(Items from a data source)
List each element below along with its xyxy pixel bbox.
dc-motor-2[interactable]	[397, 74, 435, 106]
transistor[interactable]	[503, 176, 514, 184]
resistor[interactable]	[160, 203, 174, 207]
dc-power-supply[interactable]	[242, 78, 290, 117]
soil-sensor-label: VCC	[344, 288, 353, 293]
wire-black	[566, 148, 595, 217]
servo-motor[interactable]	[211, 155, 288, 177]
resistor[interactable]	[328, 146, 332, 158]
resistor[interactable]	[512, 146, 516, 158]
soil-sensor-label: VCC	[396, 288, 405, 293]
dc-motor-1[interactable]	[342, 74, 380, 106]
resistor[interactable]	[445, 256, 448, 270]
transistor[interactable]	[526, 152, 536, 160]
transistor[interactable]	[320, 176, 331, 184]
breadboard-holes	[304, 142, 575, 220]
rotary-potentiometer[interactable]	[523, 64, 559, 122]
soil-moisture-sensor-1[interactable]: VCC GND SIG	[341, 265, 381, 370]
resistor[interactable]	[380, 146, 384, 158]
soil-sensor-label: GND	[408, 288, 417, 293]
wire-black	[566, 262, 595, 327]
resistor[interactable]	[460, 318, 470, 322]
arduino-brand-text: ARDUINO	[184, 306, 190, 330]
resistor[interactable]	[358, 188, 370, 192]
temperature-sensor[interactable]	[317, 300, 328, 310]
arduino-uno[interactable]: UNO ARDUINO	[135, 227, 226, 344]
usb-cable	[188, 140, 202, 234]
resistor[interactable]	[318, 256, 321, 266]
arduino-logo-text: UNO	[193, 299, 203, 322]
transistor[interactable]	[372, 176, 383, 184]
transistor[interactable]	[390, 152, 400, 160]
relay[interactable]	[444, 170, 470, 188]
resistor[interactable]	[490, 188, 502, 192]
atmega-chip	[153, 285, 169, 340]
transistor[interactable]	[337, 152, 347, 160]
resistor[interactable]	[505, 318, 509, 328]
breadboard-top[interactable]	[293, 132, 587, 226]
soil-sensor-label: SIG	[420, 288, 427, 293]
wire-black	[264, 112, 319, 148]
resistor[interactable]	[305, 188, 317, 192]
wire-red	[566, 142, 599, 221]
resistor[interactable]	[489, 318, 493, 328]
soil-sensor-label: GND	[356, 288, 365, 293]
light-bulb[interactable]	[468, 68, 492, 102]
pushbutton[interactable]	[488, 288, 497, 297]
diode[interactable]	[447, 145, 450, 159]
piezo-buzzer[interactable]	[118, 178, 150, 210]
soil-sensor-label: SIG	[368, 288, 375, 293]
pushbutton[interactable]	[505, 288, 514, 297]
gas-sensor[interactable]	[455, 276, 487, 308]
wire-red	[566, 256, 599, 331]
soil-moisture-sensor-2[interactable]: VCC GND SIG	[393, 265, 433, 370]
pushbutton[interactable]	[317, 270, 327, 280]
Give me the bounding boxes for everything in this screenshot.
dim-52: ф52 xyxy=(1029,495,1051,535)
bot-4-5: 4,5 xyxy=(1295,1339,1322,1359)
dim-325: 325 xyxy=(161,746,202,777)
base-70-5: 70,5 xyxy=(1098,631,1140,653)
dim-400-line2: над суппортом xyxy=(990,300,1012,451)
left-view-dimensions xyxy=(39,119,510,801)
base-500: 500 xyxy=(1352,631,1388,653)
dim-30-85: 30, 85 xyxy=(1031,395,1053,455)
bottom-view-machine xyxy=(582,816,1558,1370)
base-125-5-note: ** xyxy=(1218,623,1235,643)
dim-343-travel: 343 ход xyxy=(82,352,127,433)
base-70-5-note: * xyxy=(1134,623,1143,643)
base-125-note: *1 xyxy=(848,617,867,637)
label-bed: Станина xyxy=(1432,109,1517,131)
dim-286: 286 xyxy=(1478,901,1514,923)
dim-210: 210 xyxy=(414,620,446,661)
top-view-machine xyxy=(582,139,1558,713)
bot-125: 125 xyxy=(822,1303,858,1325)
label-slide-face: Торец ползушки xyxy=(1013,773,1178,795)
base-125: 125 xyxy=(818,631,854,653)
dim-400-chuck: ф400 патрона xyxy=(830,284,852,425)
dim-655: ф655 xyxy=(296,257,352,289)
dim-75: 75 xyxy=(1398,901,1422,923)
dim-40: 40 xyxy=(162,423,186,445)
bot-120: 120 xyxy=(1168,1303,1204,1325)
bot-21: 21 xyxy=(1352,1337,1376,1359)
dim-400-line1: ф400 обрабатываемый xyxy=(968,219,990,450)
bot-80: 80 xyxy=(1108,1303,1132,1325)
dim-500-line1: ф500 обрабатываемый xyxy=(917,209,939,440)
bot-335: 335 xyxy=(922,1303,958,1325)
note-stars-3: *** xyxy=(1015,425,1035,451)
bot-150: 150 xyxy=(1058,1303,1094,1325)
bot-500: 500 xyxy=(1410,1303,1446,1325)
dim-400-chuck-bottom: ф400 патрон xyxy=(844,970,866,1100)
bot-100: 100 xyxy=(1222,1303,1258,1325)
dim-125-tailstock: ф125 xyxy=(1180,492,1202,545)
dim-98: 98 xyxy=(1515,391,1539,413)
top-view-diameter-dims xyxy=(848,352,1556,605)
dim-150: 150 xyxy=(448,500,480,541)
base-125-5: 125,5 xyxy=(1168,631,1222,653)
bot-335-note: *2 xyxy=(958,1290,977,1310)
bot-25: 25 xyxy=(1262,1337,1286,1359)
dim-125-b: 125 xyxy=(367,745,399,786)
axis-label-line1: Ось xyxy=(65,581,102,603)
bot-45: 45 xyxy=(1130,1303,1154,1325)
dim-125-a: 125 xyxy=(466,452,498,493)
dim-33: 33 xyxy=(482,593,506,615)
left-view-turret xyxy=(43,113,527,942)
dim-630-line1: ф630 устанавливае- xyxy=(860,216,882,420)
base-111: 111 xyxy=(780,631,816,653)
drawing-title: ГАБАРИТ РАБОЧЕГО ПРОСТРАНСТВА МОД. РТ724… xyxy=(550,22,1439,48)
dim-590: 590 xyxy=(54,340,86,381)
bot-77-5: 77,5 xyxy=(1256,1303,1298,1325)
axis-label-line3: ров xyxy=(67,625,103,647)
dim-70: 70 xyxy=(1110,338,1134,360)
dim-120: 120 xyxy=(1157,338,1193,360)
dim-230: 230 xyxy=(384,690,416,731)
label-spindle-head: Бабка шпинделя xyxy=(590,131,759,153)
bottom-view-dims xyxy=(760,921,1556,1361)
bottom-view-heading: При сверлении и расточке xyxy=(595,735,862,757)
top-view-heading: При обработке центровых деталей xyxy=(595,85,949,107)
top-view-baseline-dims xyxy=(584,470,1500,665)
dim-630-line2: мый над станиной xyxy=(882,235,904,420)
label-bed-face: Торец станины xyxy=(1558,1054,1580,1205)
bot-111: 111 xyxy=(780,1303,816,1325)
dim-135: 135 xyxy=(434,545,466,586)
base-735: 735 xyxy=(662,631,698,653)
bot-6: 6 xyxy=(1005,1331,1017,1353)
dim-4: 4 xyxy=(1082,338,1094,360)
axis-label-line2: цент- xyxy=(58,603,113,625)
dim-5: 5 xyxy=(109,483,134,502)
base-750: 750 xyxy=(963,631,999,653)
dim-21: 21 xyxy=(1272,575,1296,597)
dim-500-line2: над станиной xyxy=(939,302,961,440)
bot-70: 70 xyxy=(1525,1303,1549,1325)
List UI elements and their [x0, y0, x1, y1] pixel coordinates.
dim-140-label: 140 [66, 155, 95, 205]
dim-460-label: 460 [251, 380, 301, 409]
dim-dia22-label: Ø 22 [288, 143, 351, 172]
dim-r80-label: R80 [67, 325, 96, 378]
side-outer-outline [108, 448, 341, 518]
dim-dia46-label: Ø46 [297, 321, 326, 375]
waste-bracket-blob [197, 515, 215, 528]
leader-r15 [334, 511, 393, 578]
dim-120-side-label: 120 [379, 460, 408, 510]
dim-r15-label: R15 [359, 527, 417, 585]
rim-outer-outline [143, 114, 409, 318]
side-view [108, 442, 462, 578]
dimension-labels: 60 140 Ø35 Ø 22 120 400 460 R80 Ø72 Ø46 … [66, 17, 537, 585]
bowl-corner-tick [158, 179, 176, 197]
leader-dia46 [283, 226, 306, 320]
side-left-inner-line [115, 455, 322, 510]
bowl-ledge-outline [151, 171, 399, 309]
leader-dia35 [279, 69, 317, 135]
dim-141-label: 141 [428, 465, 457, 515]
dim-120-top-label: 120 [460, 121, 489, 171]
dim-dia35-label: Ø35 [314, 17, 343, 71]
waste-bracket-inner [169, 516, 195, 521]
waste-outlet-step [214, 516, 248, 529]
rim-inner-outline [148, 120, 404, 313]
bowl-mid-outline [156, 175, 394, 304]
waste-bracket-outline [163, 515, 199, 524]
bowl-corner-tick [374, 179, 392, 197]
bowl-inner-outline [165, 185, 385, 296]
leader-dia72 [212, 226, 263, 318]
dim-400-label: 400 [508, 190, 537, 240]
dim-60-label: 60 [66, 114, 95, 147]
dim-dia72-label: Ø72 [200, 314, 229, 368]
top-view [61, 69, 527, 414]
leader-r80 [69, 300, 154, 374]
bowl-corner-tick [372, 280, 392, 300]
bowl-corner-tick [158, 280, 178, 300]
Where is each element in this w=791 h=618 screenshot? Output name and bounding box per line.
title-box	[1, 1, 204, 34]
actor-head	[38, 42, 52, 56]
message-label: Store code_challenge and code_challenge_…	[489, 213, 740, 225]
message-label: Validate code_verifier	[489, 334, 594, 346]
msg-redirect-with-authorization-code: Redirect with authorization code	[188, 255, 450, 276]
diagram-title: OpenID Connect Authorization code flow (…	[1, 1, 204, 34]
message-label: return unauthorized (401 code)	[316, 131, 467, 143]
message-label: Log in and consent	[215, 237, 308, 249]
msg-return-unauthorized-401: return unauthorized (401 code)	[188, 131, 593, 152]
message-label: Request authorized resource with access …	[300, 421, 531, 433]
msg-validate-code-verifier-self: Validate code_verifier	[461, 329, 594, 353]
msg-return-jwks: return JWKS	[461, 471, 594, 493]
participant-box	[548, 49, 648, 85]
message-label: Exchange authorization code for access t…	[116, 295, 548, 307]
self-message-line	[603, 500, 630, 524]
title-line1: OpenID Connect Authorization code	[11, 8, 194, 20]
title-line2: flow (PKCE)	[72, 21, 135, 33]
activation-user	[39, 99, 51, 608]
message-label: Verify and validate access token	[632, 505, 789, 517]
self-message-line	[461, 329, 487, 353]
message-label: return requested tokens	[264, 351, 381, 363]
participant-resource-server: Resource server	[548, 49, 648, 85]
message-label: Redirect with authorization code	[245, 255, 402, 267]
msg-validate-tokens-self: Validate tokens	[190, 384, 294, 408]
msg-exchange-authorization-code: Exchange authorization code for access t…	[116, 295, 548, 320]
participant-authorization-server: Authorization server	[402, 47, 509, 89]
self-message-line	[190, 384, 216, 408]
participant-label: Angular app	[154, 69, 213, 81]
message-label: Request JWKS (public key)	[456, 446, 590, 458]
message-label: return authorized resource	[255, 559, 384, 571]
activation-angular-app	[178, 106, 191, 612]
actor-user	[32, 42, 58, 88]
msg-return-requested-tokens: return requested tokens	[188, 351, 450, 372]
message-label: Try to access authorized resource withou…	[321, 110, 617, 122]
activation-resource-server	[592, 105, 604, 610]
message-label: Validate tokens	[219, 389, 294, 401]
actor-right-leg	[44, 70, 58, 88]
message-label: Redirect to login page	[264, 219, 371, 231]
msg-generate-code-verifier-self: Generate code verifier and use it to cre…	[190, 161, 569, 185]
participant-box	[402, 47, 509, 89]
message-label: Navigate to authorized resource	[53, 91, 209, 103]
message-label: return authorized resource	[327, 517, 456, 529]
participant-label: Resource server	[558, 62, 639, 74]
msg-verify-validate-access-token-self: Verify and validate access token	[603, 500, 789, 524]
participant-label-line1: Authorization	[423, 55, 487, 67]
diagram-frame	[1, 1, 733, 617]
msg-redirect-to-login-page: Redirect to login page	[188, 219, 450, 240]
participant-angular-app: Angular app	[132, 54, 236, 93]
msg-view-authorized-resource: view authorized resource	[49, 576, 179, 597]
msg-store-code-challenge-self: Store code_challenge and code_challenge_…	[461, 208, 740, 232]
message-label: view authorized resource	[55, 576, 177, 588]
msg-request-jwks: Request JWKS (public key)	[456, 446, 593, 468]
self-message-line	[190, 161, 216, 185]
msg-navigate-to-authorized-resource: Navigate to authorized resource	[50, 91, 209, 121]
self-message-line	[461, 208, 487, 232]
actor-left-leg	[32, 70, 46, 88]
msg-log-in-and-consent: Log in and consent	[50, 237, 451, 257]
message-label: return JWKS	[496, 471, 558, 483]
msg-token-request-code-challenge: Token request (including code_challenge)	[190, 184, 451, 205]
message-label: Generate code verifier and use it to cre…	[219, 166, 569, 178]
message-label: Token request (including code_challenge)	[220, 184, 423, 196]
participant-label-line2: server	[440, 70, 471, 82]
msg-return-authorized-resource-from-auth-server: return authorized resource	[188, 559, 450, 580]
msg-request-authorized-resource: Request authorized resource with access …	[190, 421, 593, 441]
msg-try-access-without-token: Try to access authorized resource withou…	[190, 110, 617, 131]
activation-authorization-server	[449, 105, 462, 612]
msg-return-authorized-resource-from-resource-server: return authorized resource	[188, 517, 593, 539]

*WRITTEN PROBLEM*.
Copy out the items word for word, from the very first line down to the line containing "300, 328, 310]", and include that line.

*SOLUTION TO THE EXERCISE*.
List each element below along with its xyxy pixel bbox.
dc-motor-2[interactable]	[397, 74, 435, 106]
transistor[interactable]	[503, 176, 514, 184]
resistor[interactable]	[160, 203, 174, 207]
dc-power-supply[interactable]	[242, 78, 290, 117]
soil-sensor-label: VCC	[344, 288, 353, 293]
wire-black	[566, 148, 595, 217]
servo-motor[interactable]	[211, 155, 288, 177]
resistor[interactable]	[328, 146, 332, 158]
resistor[interactable]	[512, 146, 516, 158]
soil-sensor-label: VCC	[396, 288, 405, 293]
dc-motor-1[interactable]	[342, 74, 380, 106]
resistor[interactable]	[445, 256, 448, 270]
transistor[interactable]	[526, 152, 536, 160]
transistor[interactable]	[320, 176, 331, 184]
breadboard-holes	[304, 142, 575, 220]
rotary-potentiometer[interactable]	[523, 64, 559, 122]
soil-moisture-sensor-1[interactable]: VCC GND SIG	[341, 265, 381, 370]
resistor[interactable]	[380, 146, 384, 158]
soil-sensor-label: GND	[408, 288, 417, 293]
wire-black	[566, 262, 595, 327]
resistor[interactable]	[460, 318, 470, 322]
arduino-brand-text: ARDUINO	[184, 306, 190, 330]
resistor[interactable]	[358, 188, 370, 192]
temperature-sensor[interactable]	[317, 300, 328, 310]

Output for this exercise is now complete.